- _TASK BRIEF_: Check every line of the entries for "period", and copy the lines that hold it.

[START]

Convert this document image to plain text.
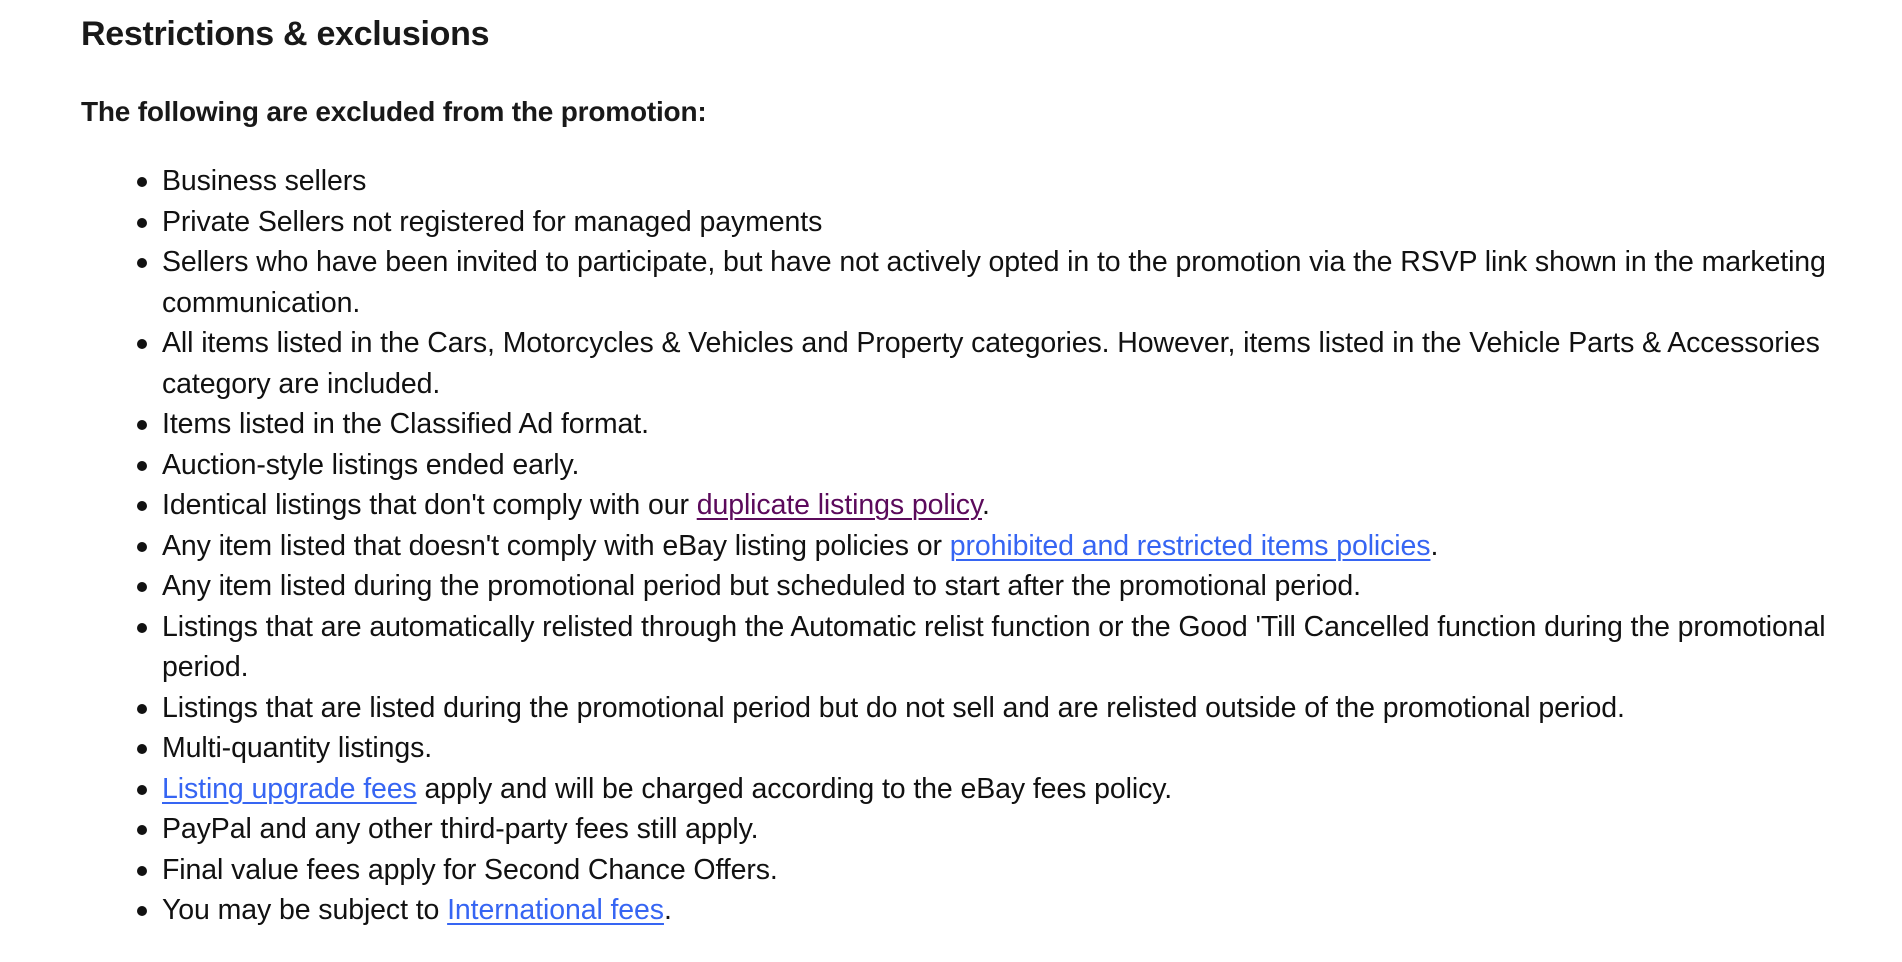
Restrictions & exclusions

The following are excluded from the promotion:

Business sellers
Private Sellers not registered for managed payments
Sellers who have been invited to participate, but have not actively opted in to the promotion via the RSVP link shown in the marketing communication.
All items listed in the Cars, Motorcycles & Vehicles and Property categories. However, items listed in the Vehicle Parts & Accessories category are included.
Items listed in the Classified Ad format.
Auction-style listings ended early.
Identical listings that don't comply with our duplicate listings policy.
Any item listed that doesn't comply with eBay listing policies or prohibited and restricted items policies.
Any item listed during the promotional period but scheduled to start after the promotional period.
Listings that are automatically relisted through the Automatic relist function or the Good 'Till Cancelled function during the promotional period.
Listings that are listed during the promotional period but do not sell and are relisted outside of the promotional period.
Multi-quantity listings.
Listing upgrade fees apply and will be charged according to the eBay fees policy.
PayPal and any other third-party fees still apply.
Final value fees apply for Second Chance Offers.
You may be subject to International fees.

[END]

- _SOLVED EXERCISE_:
Any item listed during the promotional period but scheduled to start after the promotional period.
Listings that are automatically relisted through the Automatic relist function or the Good 'Till Cancelled function during the promotional period.
Listings that are listed during the promotional period but do not sell and are relisted outside of the promotional period.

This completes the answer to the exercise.